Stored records

>>>

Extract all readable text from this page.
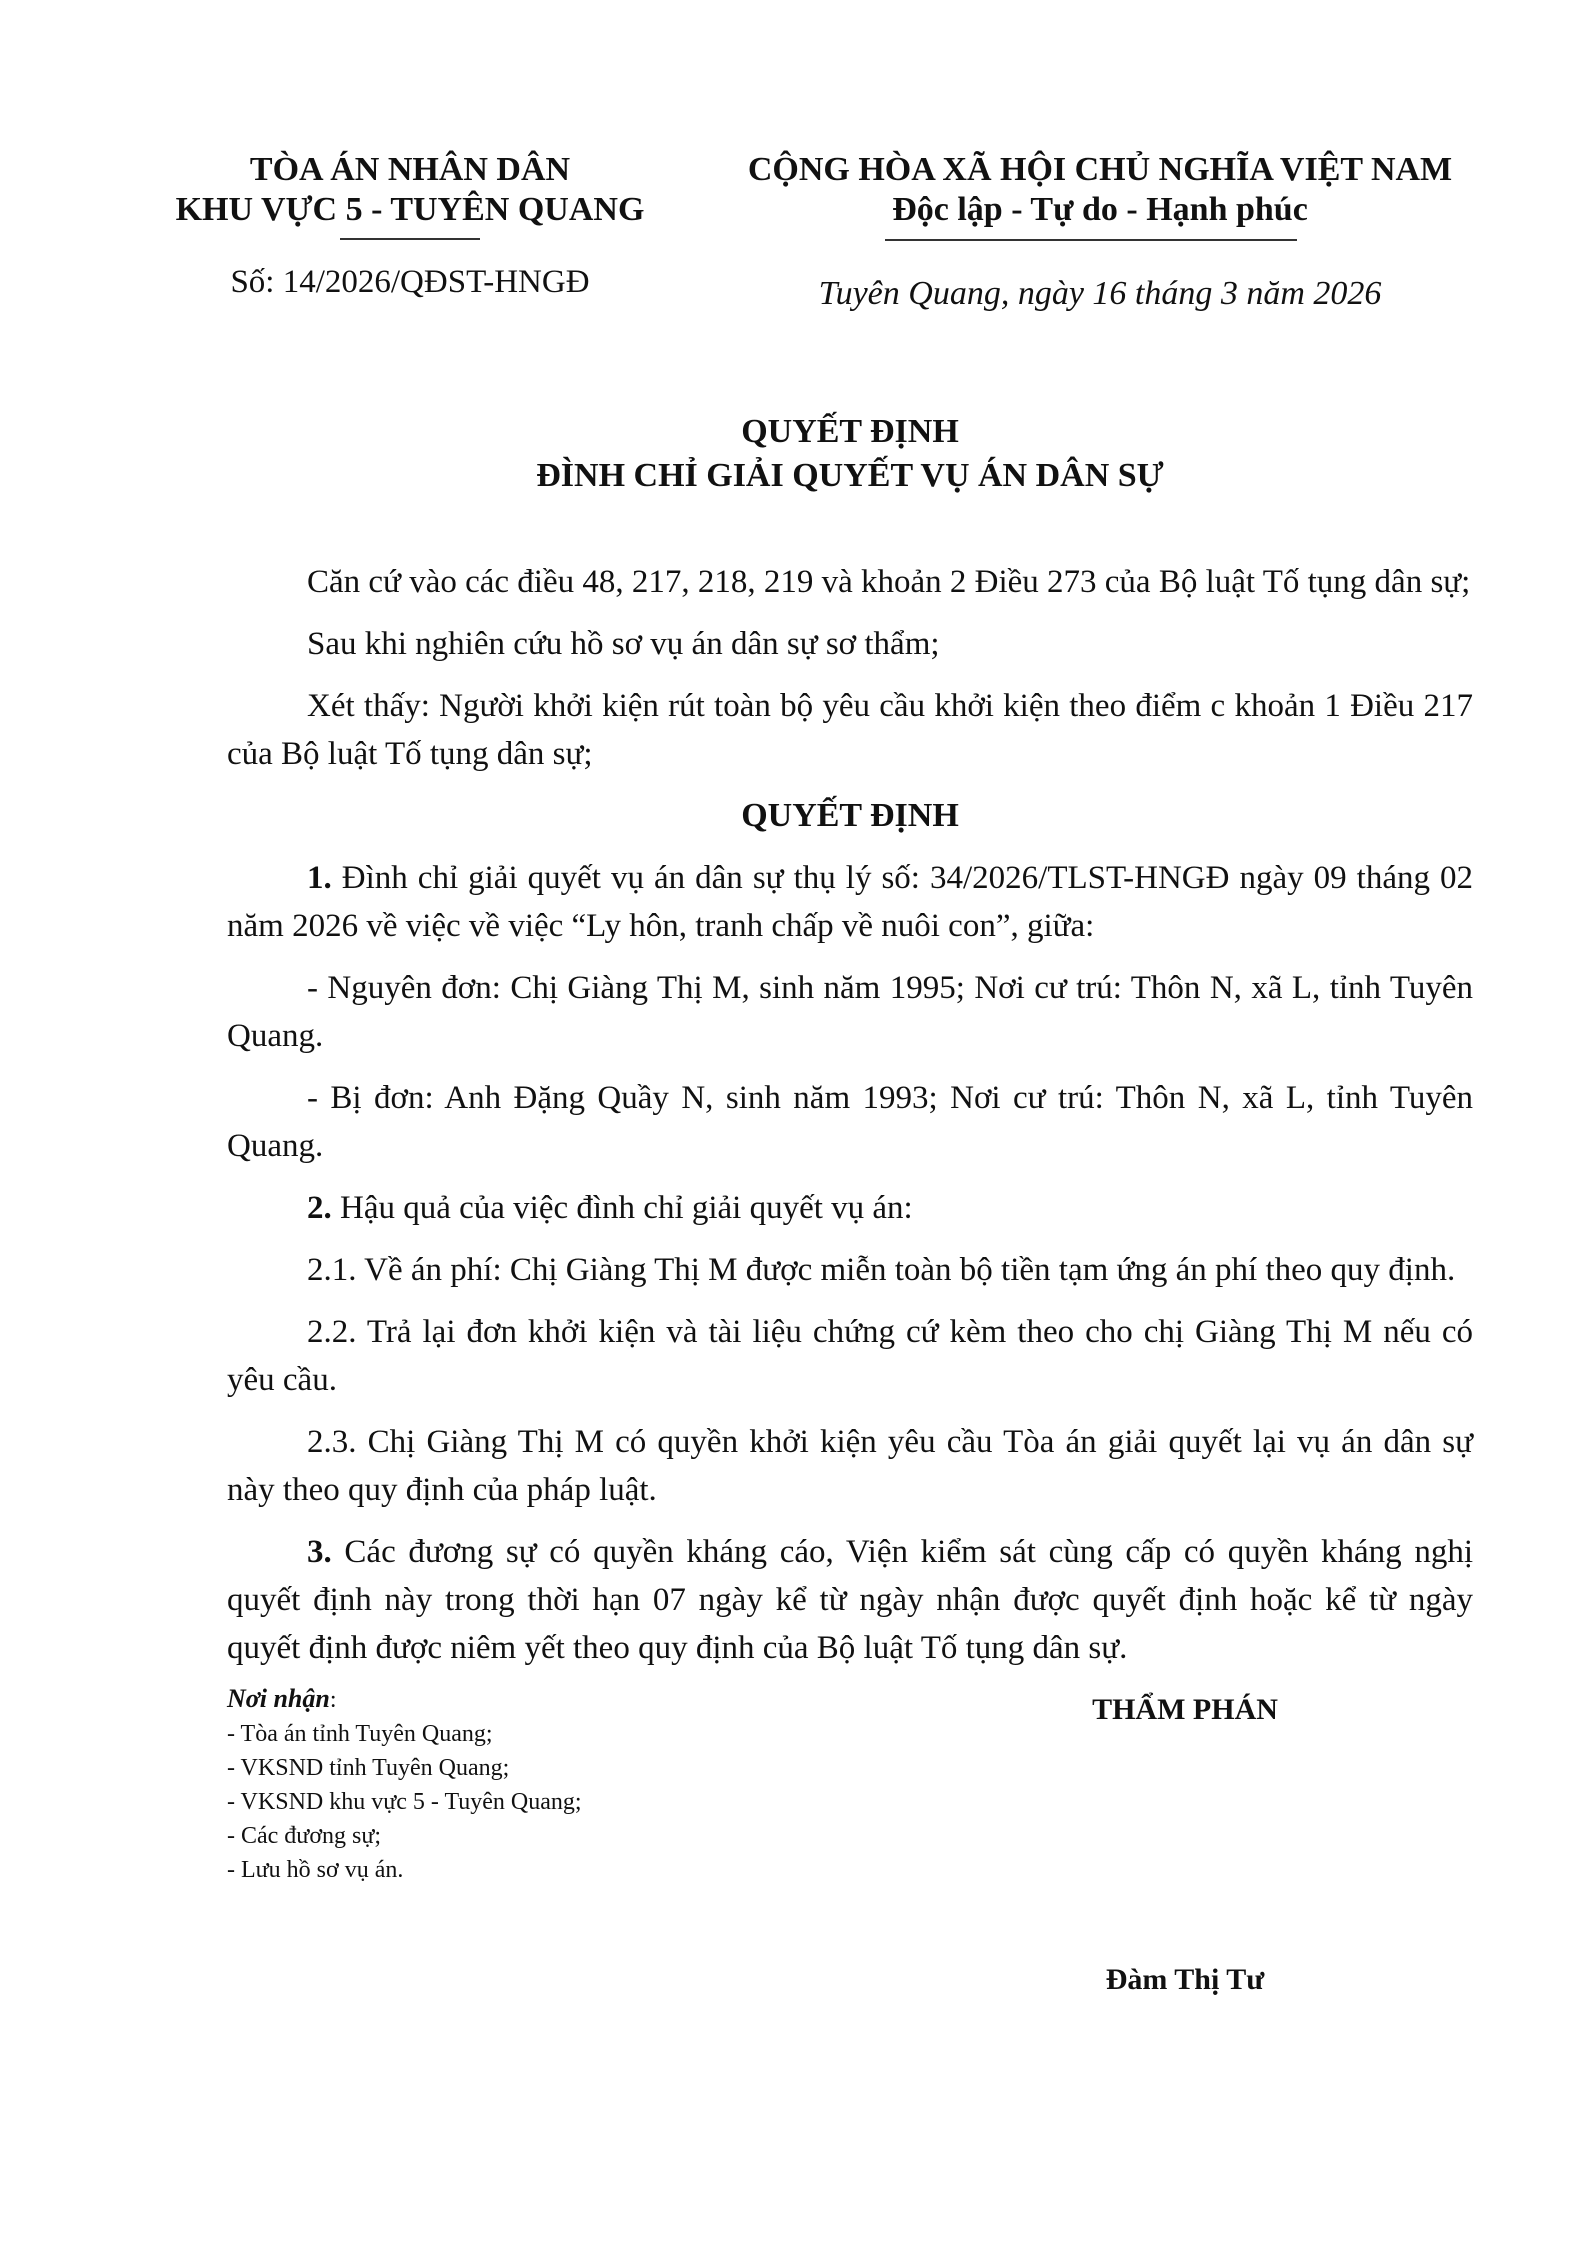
TÒA ÁN NHÂN DÂN
KHU VỰC 5 - TUYÊN QUANG
Số: 14/2026/QĐST-HNGĐ
CỘNG HÒA XÃ HỘI CHỦ NGHĨA VIỆT NAM
Độc lập - Tự do - Hạnh phúc
Tuyên Quang, ngày 16 tháng 3 năm 2026
QUYẾT ĐỊNH
ĐÌNH CHỈ GIẢI QUYẾT VỤ ÁN DÂN SỰ

Căn cứ vào các điều 48, 217, 218, 219 và khoản 2 Điều 273 của Bộ luật Tố tụng dân sự;

Sau khi nghiên cứu hồ sơ vụ án dân sự sơ thẩm;

Xét thấy: Người khởi kiện rút toàn bộ yêu cầu khởi kiện theo điểm c khoản 1 Điều 217 của Bộ luật Tố tụng dân sự;

QUYẾT ĐỊNH

1. Đình chỉ giải quyết vụ án dân sự thụ lý số: 34/2026/TLST-HNGĐ ngày 09 tháng 02 năm 2026 về việc về việc “Ly hôn, tranh chấp về nuôi con”, giữa:

- Nguyên đơn: Chị Giàng Thị M, sinh năm 1995; Nơi cư trú: Thôn N, xã L, tỉnh Tuyên Quang.

- Bị đơn: Anh Đặng Quầy N, sinh năm 1993; Nơi cư trú: Thôn N, xã L, tỉnh Tuyên Quang.

2. Hậu quả của việc đình chỉ giải quyết vụ án:

2.1. Về án phí: Chị Giàng Thị M được miễn toàn bộ tiền tạm ứng án phí theo quy định.

2.2. Trả lại đơn khởi kiện và tài liệu chứng cứ kèm theo cho chị Giàng Thị M nếu có yêu cầu.

2.3. Chị Giàng Thị M có quyền khởi kiện yêu cầu Tòa án giải quyết lại vụ án dân sự này theo quy định của pháp luật.

3. Các đương sự có quyền kháng cáo, Viện kiểm sát cùng cấp có quyền kháng nghị quyết định này trong thời hạn 07 ngày kể từ ngày nhận được quyết định hoặc kể từ ngày quyết định được niêm yết theo quy định của Bộ luật Tố tụng dân sự.

Nơi nhận:
- Tòa án tỉnh Tuyên Quang;
- VKSND tỉnh Tuyên Quang;
- VKSND khu vực 5 - Tuyên Quang;
- Các đương sự;
- Lưu hồ sơ vụ án.
THẨM PHÁN
Đàm Thị Tư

<<<

» GIVEN INSTRUCTION
The material above must be printed exactly, with its pictures left out.

» EXPECTED ANSWER
Extract all readable text from this page.
TÒA ÁN NHÂN DÂN
KHU VỰC 5 - TUYÊN QUANG
Số: 14/2026/QĐST-HNGĐ
CỘNG HÒA XÃ HỘI CHỦ NGHĨA VIỆT NAM
Độc lập - Tự do - Hạnh phúc
Tuyên Quang, ngày 16 tháng 3 năm 2026
QUYẾT ĐỊNH
ĐÌNH CHỈ GIẢI QUYẾT VỤ ÁN DÂN SỰ

Căn cứ vào các điều 48, 217, 218, 219 và khoản 2 Điều 273 của Bộ luật Tố tụng dân sự;

Sau khi nghiên cứu hồ sơ vụ án dân sự sơ thẩm;

Xét thấy: Người khởi kiện rút toàn bộ yêu cầu khởi kiện theo điểm c khoản 1 Điều 217 của Bộ luật Tố tụng dân sự;

QUYẾT ĐỊNH

1. Đình chỉ giải quyết vụ án dân sự thụ lý số: 34/2026/TLST-HNGĐ ngày 09 tháng 02 năm 2026 về việc về việc “Ly hôn, tranh chấp về nuôi con”, giữa:

- Nguyên đơn: Chị Giàng Thị M, sinh năm 1995; Nơi cư trú: Thôn N, xã L, tỉnh Tuyên Quang.

- Bị đơn: Anh Đặng Quầy N, sinh năm 1993; Nơi cư trú: Thôn N, xã L, tỉnh Tuyên Quang.

2. Hậu quả của việc đình chỉ giải quyết vụ án:

2.1. Về án phí: Chị Giàng Thị M được miễn toàn bộ tiền tạm ứng án phí theo quy định.

2.2. Trả lại đơn khởi kiện và tài liệu chứng cứ kèm theo cho chị Giàng Thị M nếu có yêu cầu.

2.3. Chị Giàng Thị M có quyền khởi kiện yêu cầu Tòa án giải quyết lại vụ án dân sự này theo quy định của pháp luật.

3. Các đương sự có quyền kháng cáo, Viện kiểm sát cùng cấp có quyền kháng nghị quyết định này trong thời hạn 07 ngày kể từ ngày nhận được quyết định hoặc kể từ ngày quyết định được niêm yết theo quy định của Bộ luật Tố tụng dân sự.

Nơi nhận:
- Tòa án tỉnh Tuyên Quang;
- VKSND tỉnh Tuyên Quang;
- VKSND khu vực 5 - Tuyên Quang;
- Các đương sự;
- Lưu hồ sơ vụ án.
THẨM PHÁN
Đàm Thị Tư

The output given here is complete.